# Problem to solve:
Copy each line that holds "разделов".

begin

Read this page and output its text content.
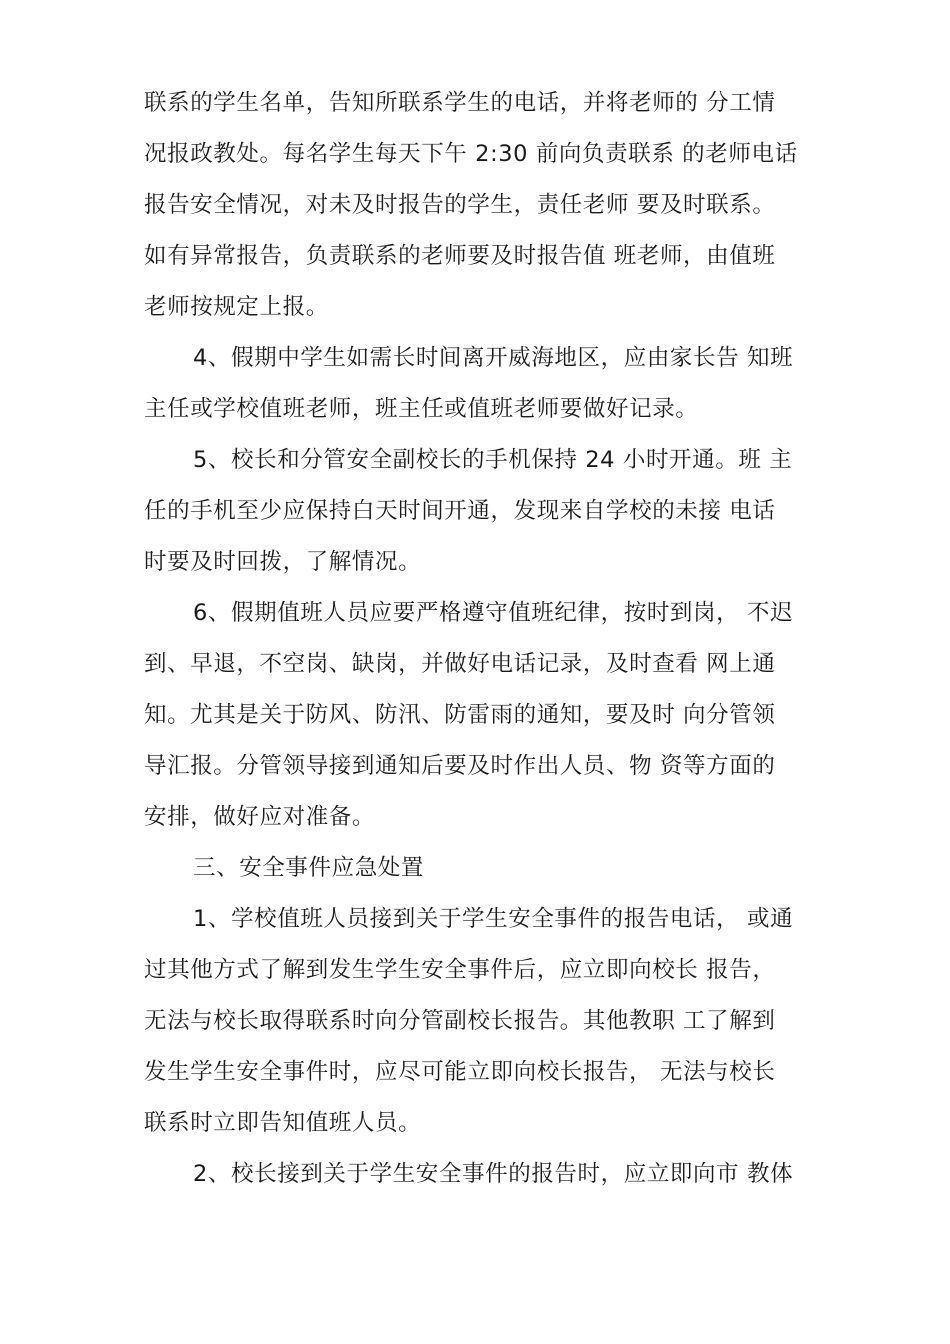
联系的学生名单，告知所联系学生的电话，并将老师的 分工情
况报政教处。每名学生每天下午 2:30 前向负责联系 的老师电话
报告安全情况，对未及时报告的学生，责任老师 要及时联系。
如有异常报告，负责联系的老师要及时报告值 班老师，由值班
老师按规定上报。
4、假期中学生如需长时间离开威海地区，应由家长告 知班
主任或学校值班老师，班主任或值班老师要做好记录。
5、校长和分管安全副校长的手机保持 24 小时开通。班 主
任的手机至少应保持白天时间开通，发现来自学校的未接 电话
时要及时回拨，了解情况。
6、假期值班人员应要严格遵守值班纪律，按时到岗， 不迟
到、早退，不空岗、缺岗，并做好电话记录，及时查看 网上通
知。尤其是关于防风、防汛、防雷雨的通知，要及时 向分管领
导汇报。分管领导接到通知后要及时作出人员、物 资等方面的
安排，做好应对准备。
三、安全事件应急处置
1、学校值班人员接到关于学生安全事件的报告电话， 或通
过其他方式了解到发生学生安全事件后，应立即向校长 报告，
无法与校长取得联系时向分管副校长报告。其他教职 工了解到
发生学生安全事件时，应尽可能立即向校长报告， 无法与校长
联系时立即告知值班人员。
2、校长接到关于学生安全事件的报告时，应立即向市 教体
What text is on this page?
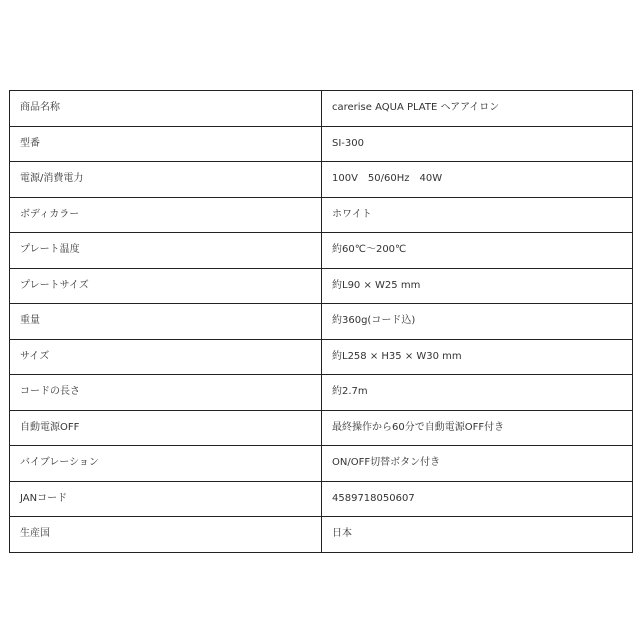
商品名称	carerise AQUA PLATE ヘアアイロン
型番	SI-300
電源/消費電力	100V　50/60Hz　40W
ボディカラー	ホワイト
プレート温度	約60℃〜200℃
プレートサイズ	約L90 × W25 mm
重量	約360g(コード込)
サイズ	約L258 × H35 × W30 mm
コードの長さ	約2.7m
自動電源OFF	最終操作から60分で自動電源OFF付き
バイブレーション	ON/OFF切替ボタン付き
JANコード	4589718050607
生産国	日本
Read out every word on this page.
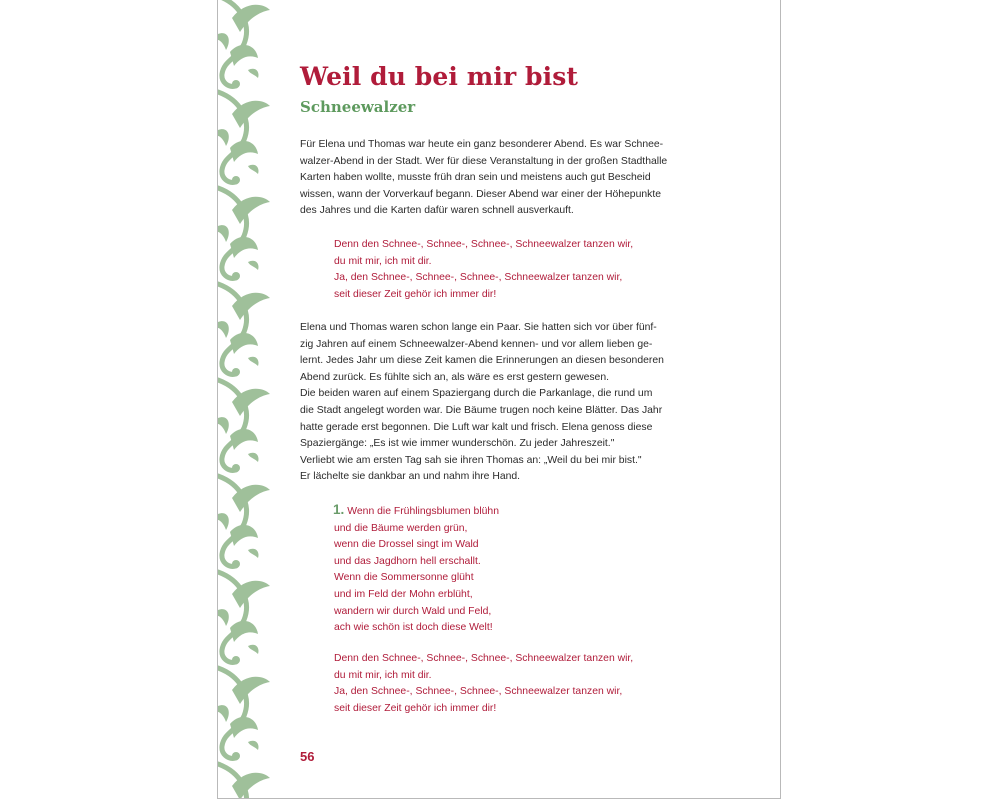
Weil du bei mir bist
Schneewalzer

Für Elena und Thomas war heute ein ganz besonderer Abend. Es war Schnee-
walzer-Abend in der Stadt. Wer für diese Veranstaltung in der großen Stadthalle
Karten haben wollte, musste früh dran sein und meistens auch gut Bescheid
wissen, wann der Vorverkauf begann. Dieser Abend war einer der Höhepunkte
des Jahres und die Karten dafür waren schnell ausverkauft.

Denn den Schnee-, Schnee-, Schnee-, Schneewalzer tanzen wir,
du mit mir, ich mit dir.
Ja, den Schnee-, Schnee-, Schnee-, Schneewalzer tanzen wir,
seit dieser Zeit gehör ich immer dir!

Elena und Thomas waren schon lange ein Paar. Sie hatten sich vor über fünf-
zig Jahren auf einem Schneewalzer-Abend kennen- und vor allem lieben ge-
lernt. Jedes Jahr um diese Zeit kamen die Erinnerungen an diesen besonderen
Abend zurück. Es fühlte sich an, als wäre es erst gestern gewesen.
Die beiden waren auf einem Spaziergang durch die Parkanlage, die rund um
die Stadt angelegt worden war. Die Bäume trugen noch keine Blätter. Das Jahr
hatte gerade erst begonnen. Die Luft war kalt und frisch. Elena genoss diese
Spaziergänge: „Es ist wie immer wunderschön. Zu jeder Jahreszeit."
Verliebt wie am ersten Tag sah sie ihren Thomas an: „Weil du bei mir bist."
Er lächelte sie dankbar an und nahm ihre Hand.

1. Wenn die Frühlingsblumen blühn
und die Bäume werden grün,
wenn die Drossel singt im Wald
und das Jagdhorn hell erschallt.
Wenn die Sommersonne glüht
und im Feld der Mohn erblüht,
wandern wir durch Wald und Feld,
ach wie schön ist doch diese Welt!

Denn den Schnee-, Schnee-, Schnee-, Schneewalzer tanzen wir,
du mit mir, ich mit dir.
Ja, den Schnee-, Schnee-, Schnee-, Schneewalzer tanzen wir,
seit dieser Zeit gehör ich immer dir!

56
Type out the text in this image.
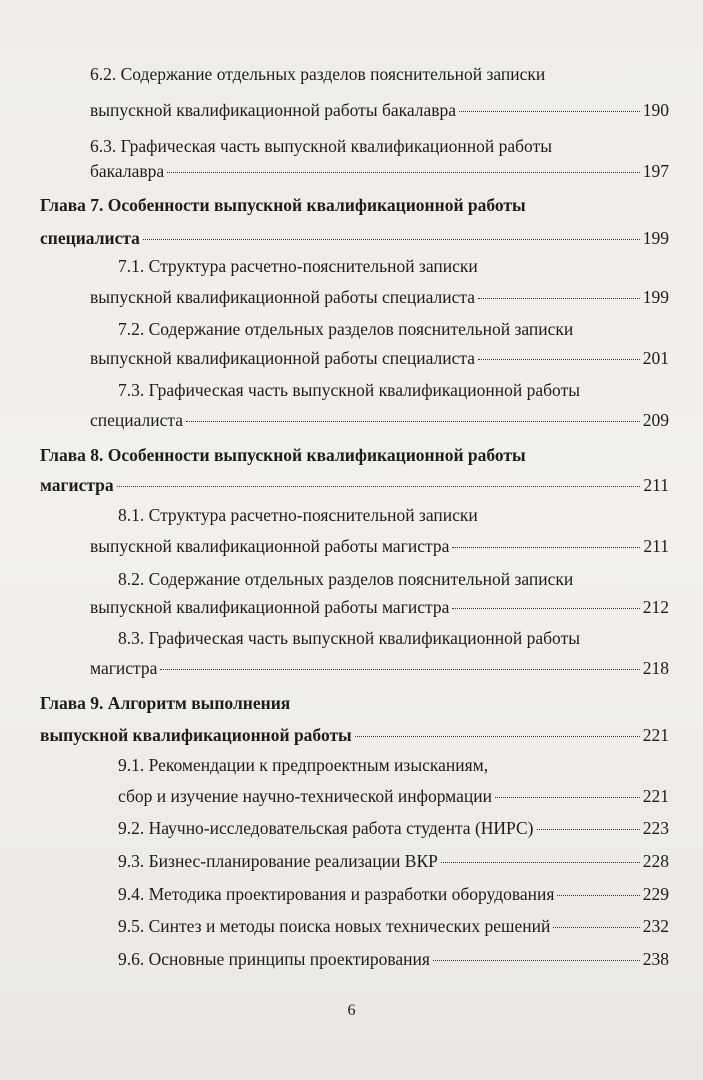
6.2. Содержание отдельных разделов пояснительной записки
выпускной квалификационной работы бакалавра	190
6.3. Графическая часть выпускной квалификационной работы
бакалавра	197
Глава 7. Особенности выпускной квалификационной работы
специалиста	199
7.1. Структура расчетно-пояснительной записки
выпускной квалификационной работы специалиста	199
7.2. Содержание отдельных разделов пояснительной записки
выпускной квалификационной работы специалиста	201
7.3. Графическая часть выпускной квалификационной работы
специалиста	209
Глава 8. Особенности выпускной квалификационной работы
магистра	211
8.1. Структура расчетно-пояснительной записки
выпускной квалификационной работы магистра	211
8.2. Содержание отдельных разделов пояснительной записки
выпускной квалификационной работы магистра	212
8.3. Графическая часть выпускной квалификационной работы
магистра	218
Глава 9. Алгоритм выполнения
выпускной квалификационной работы	221
9.1. Рекомендации к предпроектным изысканиям,
сбор и изучение научно-технической информации	221
9.2. Научно-исследовательская работа студента (НИРС)	223
9.3. Бизнес-планирование реализации ВКР	228
9.4. Методика проектирования и разработки оборудования	229
9.5. Синтез и методы поиска новых технических решений	232
9.6. Основные принципы проектирования	238
6
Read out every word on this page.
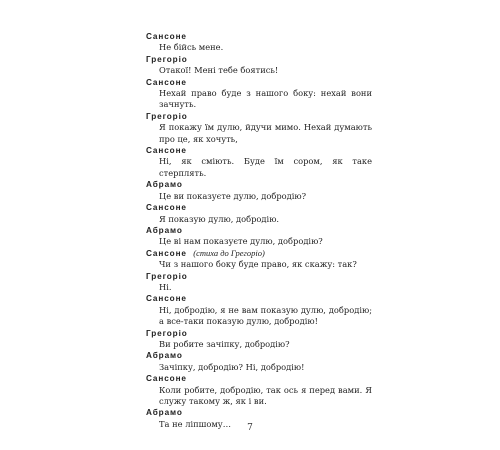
Сансоне
Не бійсь мене.
Грегоріо
Отакої! Мені тебе боятись!
Сансоне
Нехай право буде з нашого боку: нехай вони зачнуть.
Грегоріо
Я покажу їм дулю, йдучи мимо. Нехай думають про це, як хочуть,
Сансоне
Ні, як сміють. Буде їм сором, як таке стерплять.
Абрамо
Це ви показуєте дулю, добродію?
Сансоне
Я показую дулю, добродію.
Абрамо
Це ві нам показуєте дулю, добродію?
Сансоне (стиха до Грегоріо)
Чи з нашого боку буде право, як скажу: так?
Грегоріо
Ні.
Сансоне
Ні, добродію, я не вам показую дулю, добродію; а все-таки показую дулю, добродію!
Грегоріо
Ви робите зачіпку, добродію?
Абрамо
Зачіпку, добродію? Ні, добродію!
Сансоне
Коли робите, добродію, так ось я перед вами. Я служу такому ж, як і ви.
Абрамо
Та не ліпшому…	7
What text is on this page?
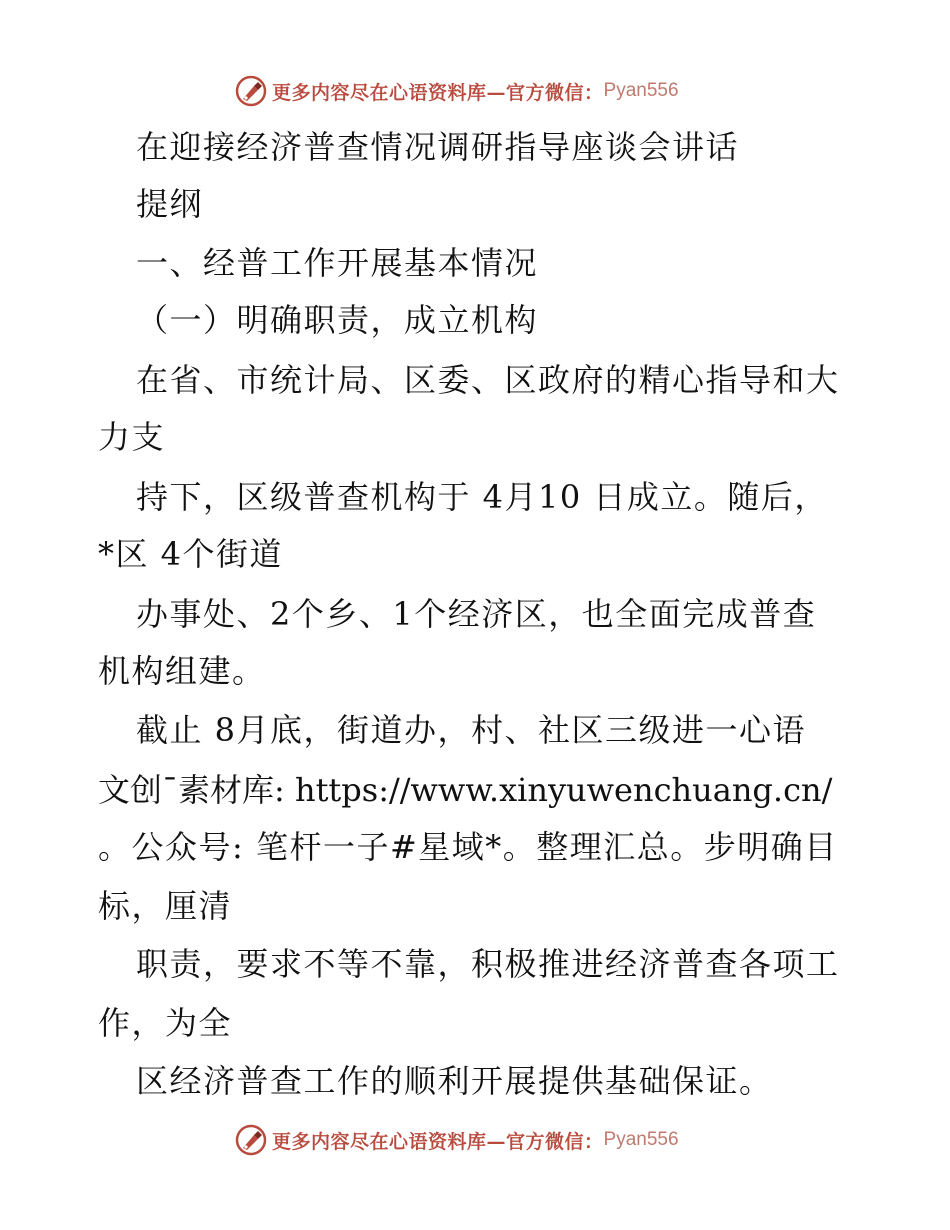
更多内容尽在心语资料库—官方微信： Pyan556
在迎接经济普查情况调研指导座谈会讲话
提纲
一、经普工作开展基本情况
（一）明确职责，成立机构
在省、市统计局、区委、区政府的精心指导和大
力支
持下，区级普查机构于 4月10 日成立。随后，
*区 4个街道
办事处、2个乡、1个经济区，也全面完成普查
机构组建。
截止 8月底，街道办，村、社区三级进一心语
文创¯素材库: https://www.xinyuwenchuang.cn/
。公众号: 笔杆一子#星域*。整理汇总。步明确目
标，厘清
职责，要求不等不靠，积极推进经济普查各项工
作，为全
区经济普查工作的顺利开展提供基础保证。
更多内容尽在心语资料库—官方微信： Pyan556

end

# Solution to the exercise:
6.2. Содержание отдельных разделов пояснительной записки
7.2. Содержание отдельных разделов пояснительной записки
8.2. Содержание отдельных разделов пояснительной записки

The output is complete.